┌─ もとの資料

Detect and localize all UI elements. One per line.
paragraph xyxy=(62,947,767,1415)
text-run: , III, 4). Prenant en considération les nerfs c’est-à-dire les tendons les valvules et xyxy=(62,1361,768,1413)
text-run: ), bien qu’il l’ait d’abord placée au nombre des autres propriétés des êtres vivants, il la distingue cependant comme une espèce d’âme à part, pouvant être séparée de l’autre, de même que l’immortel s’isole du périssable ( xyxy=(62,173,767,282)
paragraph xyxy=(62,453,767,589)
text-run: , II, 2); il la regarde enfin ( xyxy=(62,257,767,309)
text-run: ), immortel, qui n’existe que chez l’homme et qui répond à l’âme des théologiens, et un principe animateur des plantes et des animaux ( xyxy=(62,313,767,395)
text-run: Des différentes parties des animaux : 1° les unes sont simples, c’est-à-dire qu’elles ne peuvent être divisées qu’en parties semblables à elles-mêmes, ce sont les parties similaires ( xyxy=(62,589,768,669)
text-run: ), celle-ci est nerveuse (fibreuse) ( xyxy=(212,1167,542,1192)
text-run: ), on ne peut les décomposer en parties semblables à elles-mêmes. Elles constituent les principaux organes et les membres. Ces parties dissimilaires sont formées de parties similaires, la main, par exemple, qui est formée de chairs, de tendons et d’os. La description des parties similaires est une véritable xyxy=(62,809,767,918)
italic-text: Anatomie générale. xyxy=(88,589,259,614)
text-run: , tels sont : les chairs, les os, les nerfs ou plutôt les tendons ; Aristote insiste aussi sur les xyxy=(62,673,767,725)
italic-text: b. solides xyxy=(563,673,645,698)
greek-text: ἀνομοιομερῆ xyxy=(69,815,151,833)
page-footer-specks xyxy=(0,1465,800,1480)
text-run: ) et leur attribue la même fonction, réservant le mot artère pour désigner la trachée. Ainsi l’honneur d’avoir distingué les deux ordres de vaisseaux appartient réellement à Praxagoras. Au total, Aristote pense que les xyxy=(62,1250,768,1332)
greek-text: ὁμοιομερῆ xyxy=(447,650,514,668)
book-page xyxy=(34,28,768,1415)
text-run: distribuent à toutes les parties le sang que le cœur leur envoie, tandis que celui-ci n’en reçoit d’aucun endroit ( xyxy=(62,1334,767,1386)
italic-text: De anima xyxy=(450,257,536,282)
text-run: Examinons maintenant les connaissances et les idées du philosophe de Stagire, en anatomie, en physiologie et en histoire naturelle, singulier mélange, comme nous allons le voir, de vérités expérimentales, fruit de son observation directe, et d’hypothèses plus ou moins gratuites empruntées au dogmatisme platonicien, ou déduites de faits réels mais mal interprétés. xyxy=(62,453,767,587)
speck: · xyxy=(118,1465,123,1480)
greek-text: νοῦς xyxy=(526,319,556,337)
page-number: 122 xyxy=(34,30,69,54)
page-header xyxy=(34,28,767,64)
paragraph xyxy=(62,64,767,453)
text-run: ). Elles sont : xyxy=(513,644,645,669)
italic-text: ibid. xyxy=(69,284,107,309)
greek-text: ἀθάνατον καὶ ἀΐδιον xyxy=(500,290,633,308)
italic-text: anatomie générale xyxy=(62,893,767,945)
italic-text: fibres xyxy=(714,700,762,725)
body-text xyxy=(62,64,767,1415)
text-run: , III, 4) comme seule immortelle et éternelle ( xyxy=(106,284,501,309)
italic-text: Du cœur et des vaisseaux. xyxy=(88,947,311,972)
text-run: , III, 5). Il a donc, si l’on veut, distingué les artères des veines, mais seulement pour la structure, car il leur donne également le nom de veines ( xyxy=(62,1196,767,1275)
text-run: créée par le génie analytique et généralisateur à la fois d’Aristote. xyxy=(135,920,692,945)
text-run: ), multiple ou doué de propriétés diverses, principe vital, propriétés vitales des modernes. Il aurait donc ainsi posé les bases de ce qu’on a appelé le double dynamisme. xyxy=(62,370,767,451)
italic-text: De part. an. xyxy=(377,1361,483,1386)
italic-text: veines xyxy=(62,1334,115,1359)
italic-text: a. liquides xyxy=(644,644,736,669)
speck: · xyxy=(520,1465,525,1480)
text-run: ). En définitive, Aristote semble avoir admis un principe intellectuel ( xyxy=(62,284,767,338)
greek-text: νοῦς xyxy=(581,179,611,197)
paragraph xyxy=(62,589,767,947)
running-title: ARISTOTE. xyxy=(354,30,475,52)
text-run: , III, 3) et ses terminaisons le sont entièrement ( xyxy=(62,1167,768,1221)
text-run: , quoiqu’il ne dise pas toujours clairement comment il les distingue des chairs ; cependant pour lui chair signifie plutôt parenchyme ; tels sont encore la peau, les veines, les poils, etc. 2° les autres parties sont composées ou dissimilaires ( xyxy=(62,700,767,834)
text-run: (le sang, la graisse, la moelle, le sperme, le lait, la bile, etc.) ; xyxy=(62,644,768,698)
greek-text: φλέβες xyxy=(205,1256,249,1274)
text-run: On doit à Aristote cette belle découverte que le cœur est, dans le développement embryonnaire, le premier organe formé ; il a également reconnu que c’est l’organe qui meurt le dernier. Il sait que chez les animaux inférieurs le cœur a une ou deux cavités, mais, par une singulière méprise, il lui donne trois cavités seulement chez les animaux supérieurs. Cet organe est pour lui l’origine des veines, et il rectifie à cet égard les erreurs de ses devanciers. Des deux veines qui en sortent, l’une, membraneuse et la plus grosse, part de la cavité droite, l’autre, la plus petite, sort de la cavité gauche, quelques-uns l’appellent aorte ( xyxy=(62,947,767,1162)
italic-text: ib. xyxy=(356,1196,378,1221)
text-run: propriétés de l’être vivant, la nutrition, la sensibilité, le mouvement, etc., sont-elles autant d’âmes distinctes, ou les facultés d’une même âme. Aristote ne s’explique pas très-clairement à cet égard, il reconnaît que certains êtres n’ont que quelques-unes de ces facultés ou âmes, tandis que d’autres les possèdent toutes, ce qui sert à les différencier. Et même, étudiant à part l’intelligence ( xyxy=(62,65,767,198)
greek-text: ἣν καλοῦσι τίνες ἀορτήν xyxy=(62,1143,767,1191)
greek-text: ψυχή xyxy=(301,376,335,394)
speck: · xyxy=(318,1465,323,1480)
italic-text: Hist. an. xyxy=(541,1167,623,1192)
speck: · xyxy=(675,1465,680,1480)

└─

書く課題:
上の項目をすべて、一字も変えずに書き写してください。

書いた答え:
Detect and localize all UI elements. One per line.
paragraph xyxy=(62,947,767,1415)
text-run: , III, 4). Prenant en considération les nerfs c’est-à-dire les tendons les valvules et xyxy=(62,1361,768,1413)
text-run: ), bien qu’il l’ait d’abord placée au nombre des autres propriétés des êtres vivants, il la distingue cependant comme une espèce d’âme à part, pouvant être séparée de l’autre, de même que l’immortel s’isole du périssable ( xyxy=(62,173,767,282)
paragraph xyxy=(62,453,767,589)
text-run: , II, 2); il la regarde enfin ( xyxy=(62,257,767,309)
text-run: ), immortel, qui n’existe que chez l’homme et qui répond à l’âme des théologiens, et un principe animateur des plantes et des animaux ( xyxy=(62,313,767,395)
text-run: Des différentes parties des animaux : 1° les unes sont simples, c’est-à-dire qu’elles ne peuvent être divisées qu’en parties semblables à elles-mêmes, ce sont les parties similaires ( xyxy=(62,589,768,669)
text-run: ), celle-ci est nerveuse (fibreuse) ( xyxy=(212,1167,542,1192)
text-run: ), on ne peut les décomposer en parties semblables à elles-mêmes. Elles constituent les principaux organes et les membres. Ces parties dissimilaires sont formées de parties similaires, la main, par exemple, qui est formée de chairs, de tendons et d’os. La description des parties similaires est une véritable xyxy=(62,809,767,918)
italic-text: Anatomie générale. xyxy=(88,589,259,614)
text-run: , tels sont : les chairs, les os, les nerfs ou plutôt les tendons ; Aristote insiste aussi sur les xyxy=(62,673,767,725)
italic-text: b. solides xyxy=(563,673,645,698)
greek-text: ἀνομοιομερῆ xyxy=(69,815,151,833)
page-footer-specks xyxy=(0,1465,800,1480)
text-run: ) et leur attribue la même fonction, réservant le mot artère pour désigner la trachée. Ainsi l’honneur d’avoir distingué les deux ordres de vaisseaux appartient réellement à Praxagoras. Au total, Aristote pense que les xyxy=(62,1250,768,1332)
greek-text: ὁμοιομερῆ xyxy=(447,650,514,668)
book-page xyxy=(34,28,768,1415)
text-run: distribuent à toutes les parties le sang que le cœur leur envoie, tandis que celui-ci n’en reçoit d’aucun endroit ( xyxy=(62,1334,767,1386)
italic-text: De anima xyxy=(450,257,536,282)
text-run: Examinons maintenant les connaissances et les idées du philosophe de Stagire, en anatomie, en physiologie et en histoire naturelle, singulier mélange, comme nous allons le voir, de vérités expérimentales, fruit de son observation directe, et d’hypothèses plus ou moins gratuites empruntées au dogmatisme platonicien, ou déduites de faits réels mais mal interprétés. xyxy=(62,453,767,587)
speck: · xyxy=(118,1465,123,1480)
greek-text: νοῦς xyxy=(526,319,556,337)
page-number: 122 xyxy=(34,30,69,54)
page-header xyxy=(34,28,767,64)
paragraph xyxy=(62,64,767,453)
text-run: ). Elles sont : xyxy=(513,644,645,669)
italic-text: ibid. xyxy=(69,284,107,309)
greek-text: ἀθάνατον καὶ ἀΐδιον xyxy=(500,290,633,308)
italic-text: anatomie générale xyxy=(62,893,767,945)
italic-text: fibres xyxy=(714,700,762,725)
body-text xyxy=(62,64,767,1415)
text-run: , III, 4) comme seule immortelle et éternelle ( xyxy=(106,284,501,309)
italic-text: Du cœur et des vaisseaux. xyxy=(88,947,311,972)
text-run: , III, 5). Il a donc, si l’on veut, distingué les artères des veines, mais seulement pour la structure, car il leur donne également le nom de veines ( xyxy=(62,1196,767,1275)
text-run: créée par le génie analytique et généralisateur à la fois d’Aristote. xyxy=(135,920,692,945)
text-run: ), multiple ou doué de propriétés diverses, principe vital, propriétés vitales des modernes. Il aurait donc ainsi posé les bases de ce qu’on a appelé le double dynamisme. xyxy=(62,370,767,451)
italic-text: De part. an. xyxy=(377,1361,483,1386)
italic-text: veines xyxy=(62,1334,115,1359)
italic-text: a. liquides xyxy=(644,644,736,669)
speck: · xyxy=(520,1465,525,1480)
text-run: ). En définitive, Aristote semble avoir admis un principe intellectuel ( xyxy=(62,284,767,338)
greek-text: νοῦς xyxy=(581,179,611,197)
paragraph xyxy=(62,589,767,947)
running-title: ARISTOTE. xyxy=(354,30,475,52)
text-run: , III, 3) et ses terminaisons le sont entièrement ( xyxy=(62,1167,768,1221)
text-run: , quoiqu’il ne dise pas toujours clairement comment il les distingue des chairs ; cependant pour lui chair signifie plutôt parenchyme ; tels sont encore la peau, les veines, les poils, etc. 2° les autres parties sont composées ou dissimilaires ( xyxy=(62,700,767,834)
text-run: (le sang, la graisse, la moelle, le sperme, le lait, la bile, etc.) ; xyxy=(62,644,768,698)
greek-text: φλέβες xyxy=(205,1256,249,1274)
text-run: On doit à Aristote cette belle découverte que le cœur est, dans le développement embryonnaire, le premier organe formé ; il a également reconnu que c’est l’organe qui meurt le dernier. Il sait que chez les animaux inférieurs le cœur a une ou deux cavités, mais, par une singulière méprise, il lui donne trois cavités seulement chez les animaux supérieurs. Cet organe est pour lui l’origine des veines, et il rectifie à cet égard les erreurs de ses devanciers. Des deux veines qui en sortent, l’une, membraneuse et la plus grosse, part de la cavité droite, l’autre, la plus petite, sort de la cavité gauche, quelques-uns l’appellent aorte ( xyxy=(62,947,767,1162)
italic-text: ib. xyxy=(356,1196,378,1221)
text-run: propriétés de l’être vivant, la nutrition, la sensibilité, le mouvement, etc., sont-elles autant d’âmes distinctes, ou les facultés d’une même âme. Aristote ne s’explique pas très-clairement à cet égard, il reconnaît que certains êtres n’ont que quelques-unes de ces facultés ou âmes, tandis que d’autres les possèdent toutes, ce qui sert à les différencier. Et même, étudiant à part l’intelligence ( xyxy=(62,65,767,198)
greek-text: ἣν καλοῦσι τίνες ἀορτήν xyxy=(62,1143,767,1191)
greek-text: ψυχή xyxy=(301,376,335,394)
speck: · xyxy=(318,1465,323,1480)
italic-text: Hist. an. xyxy=(541,1167,623,1192)
speck: · xyxy=(675,1465,680,1480)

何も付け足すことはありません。